Which lines in the material below contain the word "proszę"? Copy each of them.

══ DATA FOR PROCESSING

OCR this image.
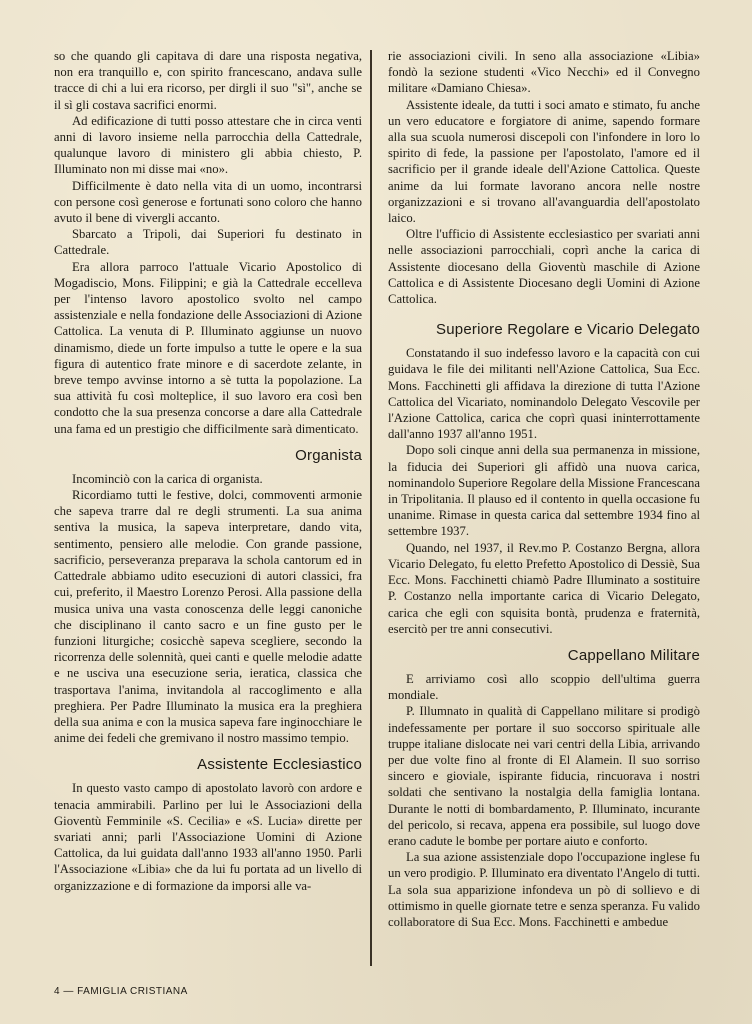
so che quando gli capitava di dare una risposta negativa, non era tranquillo e, con spirito francescano, andava sulle tracce di chi a lui era ricorso, per dirgli il suo "sì", anche se il sì gli costava sacrifici enormi.

Ad edificazione di tutti posso attestare che in circa venti anni di lavoro insieme nella parrocchia della Cattedrale, qualunque lavoro di ministero gli abbia chiesto, P. Illuminato non mi disse mai «no».

Difficilmente è dato nella vita di un uomo, incontrarsi con persone così generose e fortunati sono coloro che hanno avuto il bene di vivergli accanto.

Sbarcato a Tripoli, dai Superiori fu destinato in Cattedrale.

Era allora parroco l'attuale Vicario Apostolico di Mogadiscio, Mons. Filippini; e già la Cattedrale eccelleva per l'intenso lavoro apostolico svolto nel campo assistenziale e nella fondazione delle Associazioni di Azione Cattolica. La venuta di P. Illuminato aggiunse un nuovo dinamismo, diede un forte impulso a tutte le opere e la sua figura di autentico frate minore e di sacerdote zelante, in breve tempo avvinse intorno a sè tutta la popolazione. La sua attività fu così molteplice, il suo lavoro era così ben condotto che la sua presenza concorse a dare alla Cattedrale una fama ed un prestigio che difficilmente sarà dimenticato.

Organista

Incominciò con la carica di organista.

Ricordiamo tutti le festive, dolci, commoventi armonie che sapeva trarre dal re degli strumenti. La sua anima sentiva la musica, la sapeva interpretare, dando vita, sentimento, pensiero alle melodie. Con grande passione, sacrificio, perseveranza preparava la schola cantorum ed in Cattedrale abbiamo udito esecuzioni di autori classici, fra cui, preferito, il Maestro Lorenzo Perosi. Alla passione della musica univa una vasta conoscenza delle leggi canoniche che disciplinano il canto sacro e un fine gusto per le funzioni liturgiche; cosicchè sapeva scegliere, secondo la ricorrenza delle solennità, quei canti e quelle melodie adatte e ne usciva una esecuzione seria, ieratica, classica che trasportava l'anima, invitandola al raccoglimento e alla preghiera. Per Padre Illuminato la musica era la preghiera della sua anima e con la musica sapeva fare inginocchiare le anime dei fedeli che gremivano il nostro massimo tempio.

Assistente Ecclesiastico

In questo vasto campo di apostolato lavorò con ardore e tenacia ammirabili. Parlino per lui le Associazioni della Gioventù Femminile «S. Cecilia» e «S. Lucia» dirette per svariati anni; parli l'Associazione Uomini di Azione Cattolica, da lui guidata dall'anno 1933 all'anno 1950. Parli l'Associazione «Libia» che da lui fu portata ad un livello di organizzazione e di formazione da imporsi alle va-

rie associazioni civili. In seno alla associazione «Libia» fondò la sezione studenti «Vico Necchi» ed il Convegno militare «Damiano Chiesa».

Assistente ideale, da tutti i soci amato e stimato, fu anche un vero educatore e forgiatore di anime, sapendo formare alla sua scuola numerosi discepoli con l'infondere in loro lo spirito di fede, la passione per l'apostolato, l'amore ed il sacrificio per il grande ideale dell'Azione Cattolica. Queste anime da lui formate lavorano ancora nelle nostre organizzazioni e si trovano all'avanguardia dell'apostolato laico.

Oltre l'ufficio di Assistente ecclesiastico per svariati anni nelle associazioni parrocchiali, coprì anche la carica di Assistente diocesano della Gioventù maschile di Azione Cattolica e di Assistente Diocesano degli Uomini di Azione Cattolica.

Superiore Regolare e Vicario Delegato

Constatando il suo indefesso lavoro e la capacità con cui guidava le file dei militanti nell'Azione Cattolica, Sua Ecc. Mons. Facchinetti gli affidava la direzione di tutta l'Azione Cattolica del Vicariato, nominandolo Delegato Vescovile per l'Azione Cattolica, carica che coprì quasi ininterrottamente dall'anno 1937 all'anno 1951.

Dopo soli cinque anni della sua permanenza in missione, la fiducia dei Superiori gli affidò una nuova carica, nominandolo Superiore Regolare della Missione Francescana in Tripolitania. Il plauso ed il contento in quella occasione fu unanime. Rimase in questa carica dal settembre 1934 fino al settembre 1937.

Quando, nel 1937, il Rev.mo P. Costanzo Bergna, allora Vicario Delegato, fu eletto Prefetto Apostolico di Dessiè, Sua Ecc. Mons. Facchinetti chiamò Padre Illuminato a sostituire P. Costanzo nella importante carica di Vicario Delegato, carica che egli con squisita bontà, prudenza e fraternità, esercitò per tre anni consecutivi.

Cappellano Militare

E arriviamo così allo scoppio dell'ultima guerra mondiale.

P. Illumnato in qualità di Cappellano militare si prodigò indefessamente per portare il suo soccorso spirituale alle truppe italiane dislocate nei vari centri della Libia, arrivando per due volte fino al fronte di El Alamein. Il suo sorriso sincero e gioviale, ispirante fiducia, rincuorava i nostri soldati che sentivano la nostalgia della famiglia lontana. Durante le notti di bombardamento, P. Illuminato, incurante del pericolo, si recava, appena era possibile, sul luogo dove erano cadute le bombe per portare aiuto e conforto.

La sua azione assistenziale dopo l'occupazione inglese fu un vero prodigio. P. Illuminato era diventato l'Angelo di tutti. La sola sua apparizione infondeva un pò di sollievo e di ottimismo in quelle giornate tetre e senza speranza. Fu valido collaboratore di Sua Ecc. Mons. Facchinetti e ambedue

4 — FAMIGLIA CRISTIANA
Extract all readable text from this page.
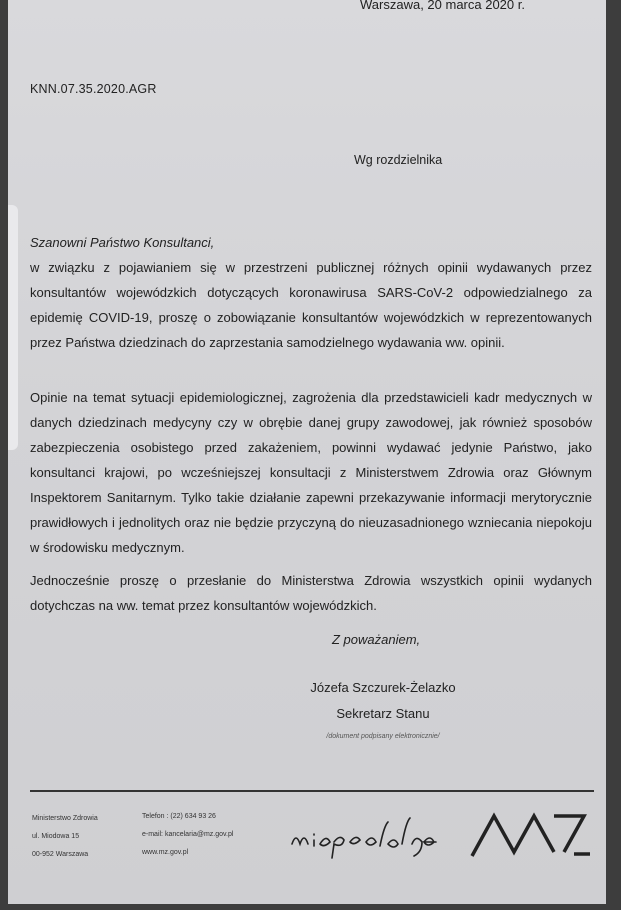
Warszawa, 20 marca 2020 r.
KNN.07.35.2020.AGR
Wg rozdzielnika
Szanowni Państwo Konsultanci,
w związku z pojawianiem się w przestrzeni publicznej różnych opinii wydawanych przez konsultantów wojewódzkich dotyczących koronawirusa SARS-CoV-2 odpowiedzialnego za epidemię COVID-19, proszę o zobowiązanie konsultantów wojewódzkich w reprezentowanych przez Państwa dziedzinach do zaprzestania samodzielnego wydawania ww. opinii.
Opinie na temat sytuacji epidemiologicznej, zagrożenia dla przedstawicieli kadr medycznych w danych dziedzinach medycyny czy w obrębie danej grupy zawodowej, jak również sposobów zabezpieczenia osobistego przed zakażeniem, powinni wydawać jedynie Państwo, jako konsultanci krajowi, po wcześniejszej konsultacji z Ministerstwem Zdrowia oraz Głównym Inspektorem Sanitarnym. Tylko takie działanie zapewni przekazywanie informacji merytorycznie prawidłowych i jednolitych oraz nie będzie przyczyną do nieuzasadnionego wzniecania niepokoju w środowisku medycznym.
Jednocześnie proszę o przesłanie do Ministerstwa Zdrowia wszystkich opinii wydanych dotychczas na ww. temat przez konsultantów wojewódzkich.
Z poważaniem,
Józefa Szczurek-Żelazko
Sekretarz Stanu
/dokument podpisany elektronicznie/
Ministerstwo Zdrowia
ul. Miodowa 15
00-952 Warszawa
Telefon : (22) 634 93 26
e-mail: kancelaria@mz.gov.pl
www.mz.gov.pl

════

RESULT OF THE TASK.
w związku z pojawianiem się w przestrzeni publicznej różnych opinii wydawanych przez konsultantów wojewódzkich dotyczących koronawirusa SARS-CoV-2 odpowiedzialnego za epidemię COVID-19, proszę o zobowiązanie konsultantów wojewódzkich w reprezentowanych przez Państwa dziedzinach do zaprzestania samodzielnego wydawania ww. opinii.
Jednocześnie proszę o przesłanie do Ministerstwa Zdrowia wszystkich opinii wydanych dotychczas na ww. temat przez konsultantów wojewódzkich.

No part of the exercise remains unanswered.